STATED TASK:
Take the material and output all of it exactly.

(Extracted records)
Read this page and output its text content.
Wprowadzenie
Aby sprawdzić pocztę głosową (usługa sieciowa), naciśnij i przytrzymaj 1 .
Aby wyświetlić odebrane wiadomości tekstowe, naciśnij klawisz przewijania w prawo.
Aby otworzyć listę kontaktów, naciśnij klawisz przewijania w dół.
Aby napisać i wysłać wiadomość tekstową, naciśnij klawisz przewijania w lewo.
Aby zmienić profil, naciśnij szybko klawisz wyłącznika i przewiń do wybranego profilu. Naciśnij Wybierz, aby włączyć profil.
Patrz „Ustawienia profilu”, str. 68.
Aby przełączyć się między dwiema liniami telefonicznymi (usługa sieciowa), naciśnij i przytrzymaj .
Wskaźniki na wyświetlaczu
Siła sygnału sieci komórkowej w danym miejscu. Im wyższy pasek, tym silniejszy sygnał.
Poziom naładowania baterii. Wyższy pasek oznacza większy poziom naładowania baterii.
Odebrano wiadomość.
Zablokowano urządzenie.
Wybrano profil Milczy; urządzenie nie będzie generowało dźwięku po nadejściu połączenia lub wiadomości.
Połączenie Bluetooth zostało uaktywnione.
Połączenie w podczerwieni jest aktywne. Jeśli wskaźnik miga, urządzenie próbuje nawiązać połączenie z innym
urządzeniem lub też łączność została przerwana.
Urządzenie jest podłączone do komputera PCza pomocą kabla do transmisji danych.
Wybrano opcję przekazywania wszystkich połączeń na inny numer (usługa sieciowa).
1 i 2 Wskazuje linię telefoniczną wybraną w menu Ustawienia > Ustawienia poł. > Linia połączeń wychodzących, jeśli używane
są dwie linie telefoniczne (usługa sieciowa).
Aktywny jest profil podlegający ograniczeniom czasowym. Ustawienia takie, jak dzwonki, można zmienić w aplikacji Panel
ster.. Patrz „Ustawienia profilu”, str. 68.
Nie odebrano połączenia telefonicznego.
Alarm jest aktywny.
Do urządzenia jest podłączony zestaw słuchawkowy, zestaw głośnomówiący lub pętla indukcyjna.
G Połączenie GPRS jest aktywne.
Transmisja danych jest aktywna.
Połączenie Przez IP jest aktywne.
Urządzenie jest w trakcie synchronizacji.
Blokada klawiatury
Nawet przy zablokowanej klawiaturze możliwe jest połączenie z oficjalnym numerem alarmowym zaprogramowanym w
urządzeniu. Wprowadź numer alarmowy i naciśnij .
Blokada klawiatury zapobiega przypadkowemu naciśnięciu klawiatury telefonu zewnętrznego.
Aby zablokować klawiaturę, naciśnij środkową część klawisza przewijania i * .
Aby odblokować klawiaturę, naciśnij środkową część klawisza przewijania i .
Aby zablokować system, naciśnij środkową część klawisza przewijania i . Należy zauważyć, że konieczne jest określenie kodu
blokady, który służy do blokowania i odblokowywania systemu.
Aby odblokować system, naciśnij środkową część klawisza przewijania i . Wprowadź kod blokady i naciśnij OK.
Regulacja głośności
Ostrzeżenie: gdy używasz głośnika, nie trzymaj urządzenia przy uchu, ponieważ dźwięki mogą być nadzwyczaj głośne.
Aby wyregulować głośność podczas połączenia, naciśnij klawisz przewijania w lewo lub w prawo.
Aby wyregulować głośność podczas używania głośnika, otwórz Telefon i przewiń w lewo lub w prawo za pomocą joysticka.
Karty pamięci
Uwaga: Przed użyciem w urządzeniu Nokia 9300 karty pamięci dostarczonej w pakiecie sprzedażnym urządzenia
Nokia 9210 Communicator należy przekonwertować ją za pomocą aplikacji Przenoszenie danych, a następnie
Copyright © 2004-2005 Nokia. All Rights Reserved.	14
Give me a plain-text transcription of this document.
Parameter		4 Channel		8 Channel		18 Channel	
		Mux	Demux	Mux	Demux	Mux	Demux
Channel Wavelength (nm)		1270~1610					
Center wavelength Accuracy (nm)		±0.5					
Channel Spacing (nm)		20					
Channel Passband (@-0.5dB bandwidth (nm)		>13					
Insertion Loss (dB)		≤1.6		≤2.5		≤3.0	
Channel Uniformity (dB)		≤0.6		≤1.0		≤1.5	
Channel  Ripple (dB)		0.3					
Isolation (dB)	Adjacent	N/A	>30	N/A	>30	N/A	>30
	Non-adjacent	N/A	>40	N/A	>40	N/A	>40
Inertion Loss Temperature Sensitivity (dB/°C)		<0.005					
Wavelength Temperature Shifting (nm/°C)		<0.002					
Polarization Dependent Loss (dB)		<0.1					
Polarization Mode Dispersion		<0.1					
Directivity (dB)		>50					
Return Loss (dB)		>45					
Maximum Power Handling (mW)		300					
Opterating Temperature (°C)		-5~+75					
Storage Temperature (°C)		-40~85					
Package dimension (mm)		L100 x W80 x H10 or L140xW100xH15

EXERCISE SOLUTION:
Read this page and output its text content.
Wprowadzenie
Aby sprawdzić pocztę głosową (usługa sieciowa), naciśnij i przytrzymaj 1 .
Aby wyświetlić odebrane wiadomości tekstowe, naciśnij klawisz przewijania w prawo.
Aby otworzyć listę kontaktów, naciśnij klawisz przewijania w dół.
Aby napisać i wysłać wiadomość tekstową, naciśnij klawisz przewijania w lewo.
Aby zmienić profil, naciśnij szybko klawisz wyłącznika i przewiń do wybranego profilu. Naciśnij Wybierz, aby włączyć profil.
Patrz „Ustawienia profilu”, str. 68.
Aby przełączyć się między dwiema liniami telefonicznymi (usługa sieciowa), naciśnij i przytrzymaj .
Wskaźniki na wyświetlaczu
Siła sygnału sieci komórkowej w danym miejscu. Im wyższy pasek, tym silniejszy sygnał.
Poziom naładowania baterii. Wyższy pasek oznacza większy poziom naładowania baterii.
Odebrano wiadomość.
Zablokowano urządzenie.
Wybrano profil Milczy; urządzenie nie będzie generowało dźwięku po nadejściu połączenia lub wiadomości.
Połączenie Bluetooth zostało uaktywnione.
Połączenie w podczerwieni jest aktywne. Jeśli wskaźnik miga, urządzenie próbuje nawiązać połączenie z innym
urządzeniem lub też łączność została przerwana.
Urządzenie jest podłączone do komputera PCza pomocą kabla do transmisji danych.
Wybrano opcję przekazywania wszystkich połączeń na inny numer (usługa sieciowa).
1 i 2 Wskazuje linię telefoniczną wybraną w menu Ustawienia > Ustawienia poł. > Linia połączeń wychodzących, jeśli używane
są dwie linie telefoniczne (usługa sieciowa).
Aktywny jest profil podlegający ograniczeniom czasowym. Ustawienia takie, jak dzwonki, można zmienić w aplikacji Panel
ster.. Patrz „Ustawienia profilu”, str. 68.
Nie odebrano połączenia telefonicznego.
Alarm jest aktywny.
Do urządzenia jest podłączony zestaw słuchawkowy, zestaw głośnomówiący lub pętla indukcyjna.
G Połączenie GPRS jest aktywne.
Transmisja danych jest aktywna.
Połączenie Przez IP jest aktywne.
Urządzenie jest w trakcie synchronizacji.
Blokada klawiatury
Nawet przy zablokowanej klawiaturze możliwe jest połączenie z oficjalnym numerem alarmowym zaprogramowanym w
urządzeniu. Wprowadź numer alarmowy i naciśnij .
Blokada klawiatury zapobiega przypadkowemu naciśnięciu klawiatury telefonu zewnętrznego.
Aby zablokować klawiaturę, naciśnij środkową część klawisza przewijania i * .
Aby odblokować klawiaturę, naciśnij środkową część klawisza przewijania i .
Aby zablokować system, naciśnij środkową część klawisza przewijania i . Należy zauważyć, że konieczne jest określenie kodu
blokady, który służy do blokowania i odblokowywania systemu.
Aby odblokować system, naciśnij środkową część klawisza przewijania i . Wprowadź kod blokady i naciśnij OK.
Regulacja głośności
Ostrzeżenie: gdy używasz głośnika, nie trzymaj urządzenia przy uchu, ponieważ dźwięki mogą być nadzwyczaj głośne.
Aby wyregulować głośność podczas połączenia, naciśnij klawisz przewijania w lewo lub w prawo.
Aby wyregulować głośność podczas używania głośnika, otwórz Telefon i przewiń w lewo lub w prawo za pomocą joysticka.
Karty pamięci
Uwaga: Przed użyciem w urządzeniu Nokia 9300 karty pamięci dostarczonej w pakiecie sprzedażnym urządzenia
Nokia 9210 Communicator należy przekonwertować ją za pomocą aplikacji Przenoszenie danych, a następnie
Copyright © 2004-2005 Nokia. All Rights Reserved.	14
Give me a plain-text transcription of this document.
Parameter		4 Channel		8 Channel		18 Channel	
		Mux	Demux	Mux	Demux	Mux	Demux
Channel Wavelength (nm)		1270~1610					
Center wavelength Accuracy (nm)		±0.5					
Channel Spacing (nm)		20					
Channel Passband (@-0.5dB bandwidth (nm)		>13					
Insertion Loss (dB)		≤1.6		≤2.5		≤3.0	
Channel Uniformity (dB)		≤0.6		≤1.0		≤1.5	
Channel  Ripple (dB)		0.3					
Isolation (dB)	Adjacent	N/A	>30	N/A	>30	N/A	>30
	Non-adjacent	N/A	>40	N/A	>40	N/A	>40
Inertion Loss Temperature Sensitivity (dB/°C)		<0.005					
Wavelength Temperature Shifting (nm/°C)		<0.002					
Polarization Dependent Loss (dB)		<0.1					
Polarization Mode Dispersion		<0.1					
Directivity (dB)		>50					
Return Loss (dB)		>45					
Maximum Power Handling (mW)		300					
Opterating Temperature (°C)		-5~+75					
Storage Temperature (°C)		-40~85					
Package dimension (mm)		L100 x W80 x H10 or L140xW100xH15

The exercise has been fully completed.